Work instructions
Output the part of the data that opens with its very first line and closes with the line containing "75, 22, 88]", both ends included, as a Markdown table with two columns: Row, holding each line's number, and Line, holding the line itself. Leave out any blank lines.

Data excerpts
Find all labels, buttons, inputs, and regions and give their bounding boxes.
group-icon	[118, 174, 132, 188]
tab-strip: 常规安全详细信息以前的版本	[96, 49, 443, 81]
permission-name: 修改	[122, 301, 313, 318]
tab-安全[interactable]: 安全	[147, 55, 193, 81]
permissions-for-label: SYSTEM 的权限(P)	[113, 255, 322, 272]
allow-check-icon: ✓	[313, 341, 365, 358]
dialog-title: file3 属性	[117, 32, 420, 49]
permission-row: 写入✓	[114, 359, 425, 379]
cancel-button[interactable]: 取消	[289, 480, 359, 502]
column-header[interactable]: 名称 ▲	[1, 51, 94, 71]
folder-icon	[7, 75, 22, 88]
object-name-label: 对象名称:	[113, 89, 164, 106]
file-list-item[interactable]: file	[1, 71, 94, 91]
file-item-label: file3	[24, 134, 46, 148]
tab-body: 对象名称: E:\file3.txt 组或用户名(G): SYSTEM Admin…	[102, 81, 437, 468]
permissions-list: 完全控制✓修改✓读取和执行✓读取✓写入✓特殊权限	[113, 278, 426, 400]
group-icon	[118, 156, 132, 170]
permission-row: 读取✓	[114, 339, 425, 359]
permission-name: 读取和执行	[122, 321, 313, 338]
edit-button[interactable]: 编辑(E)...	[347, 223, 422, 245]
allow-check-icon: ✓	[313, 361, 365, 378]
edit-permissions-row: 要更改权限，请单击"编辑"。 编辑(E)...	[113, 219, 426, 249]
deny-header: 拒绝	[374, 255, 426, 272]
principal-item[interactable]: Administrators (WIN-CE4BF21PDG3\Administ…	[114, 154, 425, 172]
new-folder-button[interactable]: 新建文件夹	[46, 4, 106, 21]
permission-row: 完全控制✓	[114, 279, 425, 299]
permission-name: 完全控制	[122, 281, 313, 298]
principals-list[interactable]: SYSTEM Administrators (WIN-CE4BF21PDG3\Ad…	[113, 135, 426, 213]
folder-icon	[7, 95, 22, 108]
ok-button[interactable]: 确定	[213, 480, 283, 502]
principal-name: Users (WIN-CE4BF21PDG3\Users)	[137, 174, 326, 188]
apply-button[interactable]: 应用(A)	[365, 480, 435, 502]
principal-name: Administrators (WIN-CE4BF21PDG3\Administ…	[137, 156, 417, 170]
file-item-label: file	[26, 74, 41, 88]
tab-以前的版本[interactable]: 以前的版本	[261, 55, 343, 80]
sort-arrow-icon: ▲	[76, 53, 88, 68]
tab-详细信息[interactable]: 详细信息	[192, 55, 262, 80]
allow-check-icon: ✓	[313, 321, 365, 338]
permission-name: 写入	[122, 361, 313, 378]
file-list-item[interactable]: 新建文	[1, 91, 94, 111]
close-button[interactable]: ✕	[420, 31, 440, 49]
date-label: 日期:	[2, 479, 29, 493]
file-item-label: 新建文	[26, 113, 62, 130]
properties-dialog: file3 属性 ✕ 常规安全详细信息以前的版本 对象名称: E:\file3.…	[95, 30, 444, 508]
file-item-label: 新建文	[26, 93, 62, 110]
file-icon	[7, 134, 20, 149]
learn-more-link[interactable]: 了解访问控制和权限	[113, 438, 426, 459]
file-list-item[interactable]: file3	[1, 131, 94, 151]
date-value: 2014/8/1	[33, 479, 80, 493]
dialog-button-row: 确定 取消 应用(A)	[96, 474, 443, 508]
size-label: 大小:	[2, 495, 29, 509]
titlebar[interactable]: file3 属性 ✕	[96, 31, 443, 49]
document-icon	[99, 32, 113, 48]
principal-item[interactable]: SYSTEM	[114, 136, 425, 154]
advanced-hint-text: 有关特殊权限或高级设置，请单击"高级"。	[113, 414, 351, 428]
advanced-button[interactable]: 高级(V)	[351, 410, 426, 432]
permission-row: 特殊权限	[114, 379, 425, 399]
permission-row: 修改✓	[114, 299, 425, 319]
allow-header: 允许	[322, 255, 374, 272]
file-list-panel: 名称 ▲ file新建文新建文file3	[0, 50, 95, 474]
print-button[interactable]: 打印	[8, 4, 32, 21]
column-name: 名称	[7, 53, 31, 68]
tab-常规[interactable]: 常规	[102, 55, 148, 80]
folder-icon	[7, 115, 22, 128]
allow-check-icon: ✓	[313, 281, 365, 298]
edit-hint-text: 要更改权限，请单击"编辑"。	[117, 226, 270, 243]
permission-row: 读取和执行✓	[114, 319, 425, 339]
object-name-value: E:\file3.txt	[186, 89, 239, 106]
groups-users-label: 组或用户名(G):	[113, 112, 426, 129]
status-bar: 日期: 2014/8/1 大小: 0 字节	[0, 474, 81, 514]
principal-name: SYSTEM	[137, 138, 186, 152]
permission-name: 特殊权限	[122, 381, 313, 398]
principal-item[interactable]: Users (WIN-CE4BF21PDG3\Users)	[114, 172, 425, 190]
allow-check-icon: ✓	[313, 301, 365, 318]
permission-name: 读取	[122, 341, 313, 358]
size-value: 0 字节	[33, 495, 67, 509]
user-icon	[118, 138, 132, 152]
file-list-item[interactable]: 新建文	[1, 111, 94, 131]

Solution
| Row | Line |
|---|---|
| 1 | Find all labels, buttons, inputs, and regions and give their bounding boxes. |
| 2 | group-icon	[118, 174, 132, 188] |
| 3 | tab-strip: 常规安全详细信息以前的版本	[96, 49, 443, 81] |
| 4 | permission-name: 修改	[122, 301, 313, 318] |
| 5 | tab-安全[interactable]: 安全	[147, 55, 193, 81] |
| 6 | permissions-for-label: SYSTEM 的权限(P)	[113, 255, 322, 272] |
| 7 | allow-check-icon: ✓	[313, 341, 365, 358] |
| 8 | dialog-title: file3 属性	[117, 32, 420, 49] |
| 9 | permission-row: 写入✓	[114, 359, 425, 379] |
| 10 | cancel-button[interactable]: 取消	[289, 480, 359, 502] |
| 11 | column-header[interactable]: 名称 ▲	[1, 51, 94, 71] |
| 12 | folder-icon	[7, 75, 22, 88] |